Description of the task: Restate each entry word for word, leaving nothing out.

Input for this task:
--- begin ---

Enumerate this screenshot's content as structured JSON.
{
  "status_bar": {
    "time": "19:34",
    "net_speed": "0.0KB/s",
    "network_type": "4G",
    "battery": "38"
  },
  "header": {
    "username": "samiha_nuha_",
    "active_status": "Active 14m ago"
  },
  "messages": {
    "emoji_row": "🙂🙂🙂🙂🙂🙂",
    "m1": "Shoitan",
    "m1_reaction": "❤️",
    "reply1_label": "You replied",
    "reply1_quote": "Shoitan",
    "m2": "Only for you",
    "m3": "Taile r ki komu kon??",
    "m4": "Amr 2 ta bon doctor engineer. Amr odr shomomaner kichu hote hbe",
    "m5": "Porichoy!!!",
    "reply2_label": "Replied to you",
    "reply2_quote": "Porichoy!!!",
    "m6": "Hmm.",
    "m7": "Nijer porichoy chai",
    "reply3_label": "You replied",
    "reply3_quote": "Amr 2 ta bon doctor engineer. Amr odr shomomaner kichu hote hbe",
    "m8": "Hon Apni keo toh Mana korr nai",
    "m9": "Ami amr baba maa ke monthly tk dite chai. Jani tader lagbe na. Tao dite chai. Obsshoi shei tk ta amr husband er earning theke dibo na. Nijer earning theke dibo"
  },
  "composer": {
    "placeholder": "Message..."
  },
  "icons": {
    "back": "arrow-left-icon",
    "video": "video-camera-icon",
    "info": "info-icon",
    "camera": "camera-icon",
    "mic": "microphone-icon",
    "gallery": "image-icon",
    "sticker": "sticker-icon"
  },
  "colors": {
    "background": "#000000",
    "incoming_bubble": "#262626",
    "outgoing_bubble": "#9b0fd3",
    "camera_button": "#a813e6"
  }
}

--- end ---

Complete answer:
Enumerate this screenshot's content as structured JSON.
{
  "status_bar": {
    "time": "19:34",
    "net_speed": "0.0KB/s",
    "network_type": "4G",
    "battery": "38"
  },
  "header": {
    "username": "samiha_nuha_",
    "active_status": "Active 14m ago"
  },
  "messages": {
    "emoji_row": "🙂🙂🙂🙂🙂🙂",
    "m1": "Shoitan",
    "m1_reaction": "❤️",
    "reply1_label": "You replied",
    "reply1_quote": "Shoitan",
    "m2": "Only for you",
    "m3": "Taile r ki komu kon??",
    "m4": "Amr 2 ta bon doctor engineer. Amr odr shomomaner kichu hote hbe",
    "m5": "Porichoy!!!",
    "reply2_label": "Replied to you",
    "reply2_quote": "Porichoy!!!",
    "m6": "Hmm.",
    "m7": "Nijer porichoy chai",
    "reply3_label": "You replied",
    "reply3_quote": "Amr 2 ta bon doctor engineer. Amr odr shomomaner kichu hote hbe",
    "m8": "Hon Apni keo toh Mana korr nai",
    "m9": "Ami amr baba maa ke monthly tk dite chai. Jani tader lagbe na. Tao dite chai. Obsshoi shei tk ta amr husband er earning theke dibo na. Nijer earning theke dibo"
  },
  "composer": {
    "placeholder": "Message..."
  },
  "icons": {
    "back": "arrow-left-icon",
    "video": "video-camera-icon",
    "info": "info-icon",
    "camera": "camera-icon",
    "mic": "microphone-icon",
    "gallery": "image-icon",
    "sticker": "sticker-icon"
  },
  "colors": {
    "background": "#000000",
    "incoming_bubble": "#262626",
    "outgoing_bubble": "#9b0fd3",
    "camera_button": "#a813e6"
  }
}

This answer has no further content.